**Extracted information**
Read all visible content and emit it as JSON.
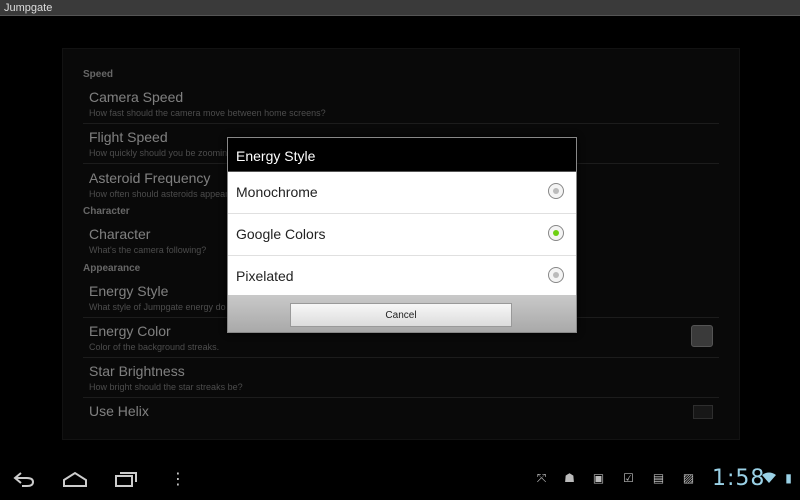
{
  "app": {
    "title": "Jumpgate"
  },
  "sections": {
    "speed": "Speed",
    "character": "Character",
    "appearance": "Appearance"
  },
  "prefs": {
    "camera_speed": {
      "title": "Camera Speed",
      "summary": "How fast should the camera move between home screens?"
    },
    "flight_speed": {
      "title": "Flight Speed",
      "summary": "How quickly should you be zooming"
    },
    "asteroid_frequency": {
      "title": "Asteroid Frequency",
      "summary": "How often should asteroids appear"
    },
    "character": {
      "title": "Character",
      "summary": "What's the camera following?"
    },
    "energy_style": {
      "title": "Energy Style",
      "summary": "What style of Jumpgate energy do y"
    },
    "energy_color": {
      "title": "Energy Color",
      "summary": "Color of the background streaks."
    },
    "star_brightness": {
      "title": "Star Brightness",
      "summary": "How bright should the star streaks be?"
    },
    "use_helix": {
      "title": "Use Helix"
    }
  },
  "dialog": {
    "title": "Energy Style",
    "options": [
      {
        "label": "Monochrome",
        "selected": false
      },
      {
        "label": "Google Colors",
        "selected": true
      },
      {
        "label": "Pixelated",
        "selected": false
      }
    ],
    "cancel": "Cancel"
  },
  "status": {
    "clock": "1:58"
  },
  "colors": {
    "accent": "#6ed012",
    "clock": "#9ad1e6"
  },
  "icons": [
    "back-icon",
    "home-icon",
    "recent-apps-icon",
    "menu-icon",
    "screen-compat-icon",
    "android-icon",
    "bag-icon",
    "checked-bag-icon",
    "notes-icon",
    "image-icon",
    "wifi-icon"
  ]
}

==

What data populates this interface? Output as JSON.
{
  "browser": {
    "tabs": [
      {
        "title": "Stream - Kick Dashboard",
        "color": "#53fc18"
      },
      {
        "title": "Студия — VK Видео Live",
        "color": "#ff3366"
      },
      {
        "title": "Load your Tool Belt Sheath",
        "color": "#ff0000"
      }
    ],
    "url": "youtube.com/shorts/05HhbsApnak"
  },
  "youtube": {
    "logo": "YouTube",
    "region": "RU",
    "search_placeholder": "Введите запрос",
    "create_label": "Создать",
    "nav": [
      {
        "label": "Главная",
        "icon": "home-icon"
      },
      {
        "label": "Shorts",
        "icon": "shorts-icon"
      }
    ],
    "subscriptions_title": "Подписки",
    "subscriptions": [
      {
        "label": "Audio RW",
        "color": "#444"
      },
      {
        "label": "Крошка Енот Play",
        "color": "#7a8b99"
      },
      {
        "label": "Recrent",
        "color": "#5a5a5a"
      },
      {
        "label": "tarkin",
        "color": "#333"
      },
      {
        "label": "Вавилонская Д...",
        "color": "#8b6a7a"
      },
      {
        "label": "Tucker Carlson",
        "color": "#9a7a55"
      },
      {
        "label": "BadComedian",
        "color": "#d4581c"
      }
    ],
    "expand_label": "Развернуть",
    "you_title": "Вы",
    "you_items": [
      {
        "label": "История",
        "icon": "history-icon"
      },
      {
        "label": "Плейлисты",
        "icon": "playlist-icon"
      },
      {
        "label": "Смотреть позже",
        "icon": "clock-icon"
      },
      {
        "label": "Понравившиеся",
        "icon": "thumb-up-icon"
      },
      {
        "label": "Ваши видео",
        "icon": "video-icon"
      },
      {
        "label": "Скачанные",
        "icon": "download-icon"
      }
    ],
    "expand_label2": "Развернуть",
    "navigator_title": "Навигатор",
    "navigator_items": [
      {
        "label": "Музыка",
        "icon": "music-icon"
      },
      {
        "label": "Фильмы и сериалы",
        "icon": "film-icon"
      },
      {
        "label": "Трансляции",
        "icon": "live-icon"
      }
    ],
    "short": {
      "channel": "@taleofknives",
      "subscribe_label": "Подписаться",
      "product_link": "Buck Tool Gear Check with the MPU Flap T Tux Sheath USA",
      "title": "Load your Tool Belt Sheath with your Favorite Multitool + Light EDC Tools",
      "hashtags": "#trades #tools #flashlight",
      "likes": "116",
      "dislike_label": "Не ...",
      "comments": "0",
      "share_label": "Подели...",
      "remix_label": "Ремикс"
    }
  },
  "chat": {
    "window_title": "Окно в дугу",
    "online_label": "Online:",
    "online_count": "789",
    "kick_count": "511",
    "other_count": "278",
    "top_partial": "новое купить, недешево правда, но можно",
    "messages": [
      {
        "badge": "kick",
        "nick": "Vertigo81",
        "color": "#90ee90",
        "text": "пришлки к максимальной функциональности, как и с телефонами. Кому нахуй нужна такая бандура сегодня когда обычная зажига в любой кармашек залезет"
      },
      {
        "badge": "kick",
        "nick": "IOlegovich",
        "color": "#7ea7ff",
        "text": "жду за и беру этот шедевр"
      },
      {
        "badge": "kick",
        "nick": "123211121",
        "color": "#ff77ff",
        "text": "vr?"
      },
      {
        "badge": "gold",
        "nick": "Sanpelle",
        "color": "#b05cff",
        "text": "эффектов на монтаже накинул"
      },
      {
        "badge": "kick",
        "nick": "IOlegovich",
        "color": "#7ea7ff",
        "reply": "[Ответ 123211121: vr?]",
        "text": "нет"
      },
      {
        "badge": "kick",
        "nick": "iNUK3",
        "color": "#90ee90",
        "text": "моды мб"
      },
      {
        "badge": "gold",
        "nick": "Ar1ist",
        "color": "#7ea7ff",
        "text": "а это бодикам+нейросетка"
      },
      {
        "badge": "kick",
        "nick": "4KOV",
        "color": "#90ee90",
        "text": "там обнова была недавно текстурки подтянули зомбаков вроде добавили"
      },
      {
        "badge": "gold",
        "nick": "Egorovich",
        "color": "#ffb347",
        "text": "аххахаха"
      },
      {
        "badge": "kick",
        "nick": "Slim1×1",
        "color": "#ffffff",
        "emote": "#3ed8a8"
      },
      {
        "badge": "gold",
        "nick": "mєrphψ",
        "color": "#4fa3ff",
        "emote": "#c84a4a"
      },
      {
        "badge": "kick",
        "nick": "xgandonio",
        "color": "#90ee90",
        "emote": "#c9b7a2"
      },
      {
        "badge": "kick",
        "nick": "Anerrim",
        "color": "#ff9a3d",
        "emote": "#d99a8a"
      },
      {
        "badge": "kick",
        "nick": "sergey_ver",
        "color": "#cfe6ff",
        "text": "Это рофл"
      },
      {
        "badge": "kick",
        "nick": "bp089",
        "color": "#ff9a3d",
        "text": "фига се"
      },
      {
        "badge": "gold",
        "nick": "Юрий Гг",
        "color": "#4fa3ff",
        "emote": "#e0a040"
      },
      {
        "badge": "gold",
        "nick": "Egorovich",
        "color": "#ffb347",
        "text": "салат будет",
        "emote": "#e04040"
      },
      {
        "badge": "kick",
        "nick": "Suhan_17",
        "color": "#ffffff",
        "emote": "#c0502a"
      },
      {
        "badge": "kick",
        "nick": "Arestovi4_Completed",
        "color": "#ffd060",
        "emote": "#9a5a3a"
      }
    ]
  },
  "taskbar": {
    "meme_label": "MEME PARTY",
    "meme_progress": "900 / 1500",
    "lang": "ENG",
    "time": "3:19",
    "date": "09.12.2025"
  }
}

**Problem description**
Pick out each line containing "emote" and report it.

**In response**
        "emote": "#3ed8a8"
        "emote": "#c84a4a"
        "emote": "#c9b7a2"
        "emote": "#d99a8a"
        "emote": "#e0a040"
        "emote": "#e04040"
        "emote": "#c0502a"
        "emote": "#9a5a3a"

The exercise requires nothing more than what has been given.